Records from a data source
--- start ---

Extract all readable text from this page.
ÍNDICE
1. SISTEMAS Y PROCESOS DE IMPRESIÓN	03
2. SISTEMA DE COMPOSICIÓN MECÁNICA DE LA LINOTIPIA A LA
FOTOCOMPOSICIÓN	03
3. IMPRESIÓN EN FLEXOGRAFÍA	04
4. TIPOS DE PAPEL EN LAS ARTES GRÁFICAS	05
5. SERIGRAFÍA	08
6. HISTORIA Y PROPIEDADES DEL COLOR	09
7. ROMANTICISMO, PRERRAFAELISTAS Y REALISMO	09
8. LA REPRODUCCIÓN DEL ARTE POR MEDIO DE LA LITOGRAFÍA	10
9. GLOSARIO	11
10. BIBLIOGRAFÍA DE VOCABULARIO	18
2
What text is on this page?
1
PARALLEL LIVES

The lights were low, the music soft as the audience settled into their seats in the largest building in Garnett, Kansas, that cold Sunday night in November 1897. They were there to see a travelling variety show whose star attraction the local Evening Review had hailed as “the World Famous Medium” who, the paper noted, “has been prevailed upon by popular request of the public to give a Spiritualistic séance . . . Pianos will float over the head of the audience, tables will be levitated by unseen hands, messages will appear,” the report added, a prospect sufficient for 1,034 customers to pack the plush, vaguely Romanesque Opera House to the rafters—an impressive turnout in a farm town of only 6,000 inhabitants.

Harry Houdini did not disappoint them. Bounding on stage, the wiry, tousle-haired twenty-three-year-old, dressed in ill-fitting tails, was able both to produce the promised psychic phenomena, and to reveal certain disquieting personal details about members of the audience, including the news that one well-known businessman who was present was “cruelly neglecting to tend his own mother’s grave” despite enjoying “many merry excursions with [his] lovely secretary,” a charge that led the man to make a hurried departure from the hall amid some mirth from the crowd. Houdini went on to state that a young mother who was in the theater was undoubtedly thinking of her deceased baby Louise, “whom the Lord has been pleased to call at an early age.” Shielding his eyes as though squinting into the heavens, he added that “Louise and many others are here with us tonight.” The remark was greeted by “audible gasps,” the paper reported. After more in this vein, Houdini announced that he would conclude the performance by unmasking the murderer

--- end ---

● TASK OBJECTIVE: Wherever a line in the data above holds "text", copy that line.

● ANSWER TO THIS EXERCISE:
Extract all readable text from this page.
What text is on this page?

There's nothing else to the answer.